Reproduce every entry exactly, without alteration.

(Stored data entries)
____

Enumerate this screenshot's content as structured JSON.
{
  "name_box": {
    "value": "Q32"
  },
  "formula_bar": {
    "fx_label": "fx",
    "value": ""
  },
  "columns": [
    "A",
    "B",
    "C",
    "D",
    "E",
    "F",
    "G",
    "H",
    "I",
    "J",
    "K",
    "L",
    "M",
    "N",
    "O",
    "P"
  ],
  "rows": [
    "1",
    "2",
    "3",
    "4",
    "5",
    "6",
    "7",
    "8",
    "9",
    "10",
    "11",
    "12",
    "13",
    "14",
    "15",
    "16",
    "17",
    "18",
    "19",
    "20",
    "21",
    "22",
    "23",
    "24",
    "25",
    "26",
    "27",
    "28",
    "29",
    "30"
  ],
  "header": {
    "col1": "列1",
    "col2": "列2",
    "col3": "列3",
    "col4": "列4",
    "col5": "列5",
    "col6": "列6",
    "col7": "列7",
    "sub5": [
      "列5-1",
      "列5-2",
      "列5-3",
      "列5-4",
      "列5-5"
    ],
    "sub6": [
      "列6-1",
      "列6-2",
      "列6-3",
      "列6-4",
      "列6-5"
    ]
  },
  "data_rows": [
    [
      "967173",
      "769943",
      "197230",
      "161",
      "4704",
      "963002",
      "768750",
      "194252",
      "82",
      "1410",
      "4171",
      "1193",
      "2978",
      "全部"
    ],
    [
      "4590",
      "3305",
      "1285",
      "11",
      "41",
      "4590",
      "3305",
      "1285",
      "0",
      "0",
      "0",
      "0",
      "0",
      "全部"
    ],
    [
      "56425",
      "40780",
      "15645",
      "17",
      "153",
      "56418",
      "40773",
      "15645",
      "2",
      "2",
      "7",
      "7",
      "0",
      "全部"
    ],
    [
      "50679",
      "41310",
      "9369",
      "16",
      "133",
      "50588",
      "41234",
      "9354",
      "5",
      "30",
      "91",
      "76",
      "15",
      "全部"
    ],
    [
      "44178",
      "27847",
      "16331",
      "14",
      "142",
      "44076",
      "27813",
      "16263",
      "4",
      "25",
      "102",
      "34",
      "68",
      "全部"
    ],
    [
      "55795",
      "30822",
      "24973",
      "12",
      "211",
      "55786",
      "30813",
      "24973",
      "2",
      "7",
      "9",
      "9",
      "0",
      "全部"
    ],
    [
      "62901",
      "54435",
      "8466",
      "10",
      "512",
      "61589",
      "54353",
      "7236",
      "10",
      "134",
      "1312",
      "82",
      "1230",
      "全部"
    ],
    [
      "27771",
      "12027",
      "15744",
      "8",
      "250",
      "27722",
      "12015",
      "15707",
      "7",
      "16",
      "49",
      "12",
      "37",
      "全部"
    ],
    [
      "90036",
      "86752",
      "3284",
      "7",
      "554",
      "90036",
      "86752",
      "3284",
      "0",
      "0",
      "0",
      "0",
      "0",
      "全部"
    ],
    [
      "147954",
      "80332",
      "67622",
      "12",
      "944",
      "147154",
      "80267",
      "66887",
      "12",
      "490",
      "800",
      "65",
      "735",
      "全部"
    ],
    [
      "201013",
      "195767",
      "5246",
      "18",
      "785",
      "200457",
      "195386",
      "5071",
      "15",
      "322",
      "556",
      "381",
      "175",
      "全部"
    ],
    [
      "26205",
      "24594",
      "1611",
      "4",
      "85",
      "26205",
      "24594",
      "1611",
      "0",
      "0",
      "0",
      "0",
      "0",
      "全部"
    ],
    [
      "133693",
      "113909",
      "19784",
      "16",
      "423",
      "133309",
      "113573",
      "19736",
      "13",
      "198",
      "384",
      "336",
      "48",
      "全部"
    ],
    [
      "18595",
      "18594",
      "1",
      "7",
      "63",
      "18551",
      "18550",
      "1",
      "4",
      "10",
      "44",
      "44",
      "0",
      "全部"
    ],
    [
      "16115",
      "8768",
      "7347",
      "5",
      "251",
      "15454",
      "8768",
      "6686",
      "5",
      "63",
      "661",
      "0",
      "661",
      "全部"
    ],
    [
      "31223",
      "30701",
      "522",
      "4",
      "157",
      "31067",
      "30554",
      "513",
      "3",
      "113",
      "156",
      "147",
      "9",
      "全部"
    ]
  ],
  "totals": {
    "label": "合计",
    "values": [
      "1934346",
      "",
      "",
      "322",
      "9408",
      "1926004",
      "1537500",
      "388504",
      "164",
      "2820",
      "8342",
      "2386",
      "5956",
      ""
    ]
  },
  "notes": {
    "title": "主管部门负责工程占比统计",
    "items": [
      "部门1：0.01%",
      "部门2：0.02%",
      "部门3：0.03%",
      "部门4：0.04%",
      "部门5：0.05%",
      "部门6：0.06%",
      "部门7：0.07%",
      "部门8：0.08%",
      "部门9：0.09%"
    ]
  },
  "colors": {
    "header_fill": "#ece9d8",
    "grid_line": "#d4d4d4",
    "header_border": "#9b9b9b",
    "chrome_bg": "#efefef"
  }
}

____

→ SOLUTION TO THE PROBLEM
Enumerate this screenshot's content as structured JSON.
{
  "name_box": {
    "value": "Q32"
  },
  "formula_bar": {
    "fx_label": "fx",
    "value": ""
  },
  "columns": [
    "A",
    "B",
    "C",
    "D",
    "E",
    "F",
    "G",
    "H",
    "I",
    "J",
    "K",
    "L",
    "M",
    "N",
    "O",
    "P"
  ],
  "rows": [
    "1",
    "2",
    "3",
    "4",
    "5",
    "6",
    "7",
    "8",
    "9",
    "10",
    "11",
    "12",
    "13",
    "14",
    "15",
    "16",
    "17",
    "18",
    "19",
    "20",
    "21",
    "22",
    "23",
    "24",
    "25",
    "26",
    "27",
    "28",
    "29",
    "30"
  ],
  "header": {
    "col1": "列1",
    "col2": "列2",
    "col3": "列3",
    "col4": "列4",
    "col5": "列5",
    "col6": "列6",
    "col7": "列7",
    "sub5": [
      "列5-1",
      "列5-2",
      "列5-3",
      "列5-4",
      "列5-5"
    ],
    "sub6": [
      "列6-1",
      "列6-2",
      "列6-3",
      "列6-4",
      "列6-5"
    ]
  },
  "data_rows": [
    [
      "967173",
      "769943",
      "197230",
      "161",
      "4704",
      "963002",
      "768750",
      "194252",
      "82",
      "1410",
      "4171",
      "1193",
      "2978",
      "全部"
    ],
    [
      "4590",
      "3305",
      "1285",
      "11",
      "41",
      "4590",
      "3305",
      "1285",
      "0",
      "0",
      "0",
      "0",
      "0",
      "全部"
    ],
    [
      "56425",
      "40780",
      "15645",
      "17",
      "153",
      "56418",
      "40773",
      "15645",
      "2",
      "2",
      "7",
      "7",
      "0",
      "全部"
    ],
    [
      "50679",
      "41310",
      "9369",
      "16",
      "133",
      "50588",
      "41234",
      "9354",
      "5",
      "30",
      "91",
      "76",
      "15",
      "全部"
    ],
    [
      "44178",
      "27847",
      "16331",
      "14",
      "142",
      "44076",
      "27813",
      "16263",
      "4",
      "25",
      "102",
      "34",
      "68",
      "全部"
    ],
    [
      "55795",
      "30822",
      "24973",
      "12",
      "211",
      "55786",
      "30813",
      "24973",
      "2",
      "7",
      "9",
      "9",
      "0",
      "全部"
    ],
    [
      "62901",
      "54435",
      "8466",
      "10",
      "512",
      "61589",
      "54353",
      "7236",
      "10",
      "134",
      "1312",
      "82",
      "1230",
      "全部"
    ],
    [
      "27771",
      "12027",
      "15744",
      "8",
      "250",
      "27722",
      "12015",
      "15707",
      "7",
      "16",
      "49",
      "12",
      "37",
      "全部"
    ],
    [
      "90036",
      "86752",
      "3284",
      "7",
      "554",
      "90036",
      "86752",
      "3284",
      "0",
      "0",
      "0",
      "0",
      "0",
      "全部"
    ],
    [
      "147954",
      "80332",
      "67622",
      "12",
      "944",
      "147154",
      "80267",
      "66887",
      "12",
      "490",
      "800",
      "65",
      "735",
      "全部"
    ],
    [
      "201013",
      "195767",
      "5246",
      "18",
      "785",
      "200457",
      "195386",
      "5071",
      "15",
      "322",
      "556",
      "381",
      "175",
      "全部"
    ],
    [
      "26205",
      "24594",
      "1611",
      "4",
      "85",
      "26205",
      "24594",
      "1611",
      "0",
      "0",
      "0",
      "0",
      "0",
      "全部"
    ],
    [
      "133693",
      "113909",
      "19784",
      "16",
      "423",
      "133309",
      "113573",
      "19736",
      "13",
      "198",
      "384",
      "336",
      "48",
      "全部"
    ],
    [
      "18595",
      "18594",
      "1",
      "7",
      "63",
      "18551",
      "18550",
      "1",
      "4",
      "10",
      "44",
      "44",
      "0",
      "全部"
    ],
    [
      "16115",
      "8768",
      "7347",
      "5",
      "251",
      "15454",
      "8768",
      "6686",
      "5",
      "63",
      "661",
      "0",
      "661",
      "全部"
    ],
    [
      "31223",
      "30701",
      "522",
      "4",
      "157",
      "31067",
      "30554",
      "513",
      "3",
      "113",
      "156",
      "147",
      "9",
      "全部"
    ]
  ],
  "totals": {
    "label": "合计",
    "values": [
      "1934346",
      "",
      "",
      "322",
      "9408",
      "1926004",
      "1537500",
      "388504",
      "164",
      "2820",
      "8342",
      "2386",
      "5956",
      ""
    ]
  },
  "notes": {
    "title": "主管部门负责工程占比统计",
    "items": [
      "部门1：0.01%",
      "部门2：0.02%",
      "部门3：0.03%",
      "部门4：0.04%",
      "部门5：0.05%",
      "部门6：0.06%",
      "部门7：0.07%",
      "部门8：0.08%",
      "部门9：0.09%"
    ]
  },
  "colors": {
    "header_fill": "#ece9d8",
    "grid_line": "#d4d4d4",
    "header_border": "#9b9b9b",
    "chrome_bg": "#efefef"
  }
}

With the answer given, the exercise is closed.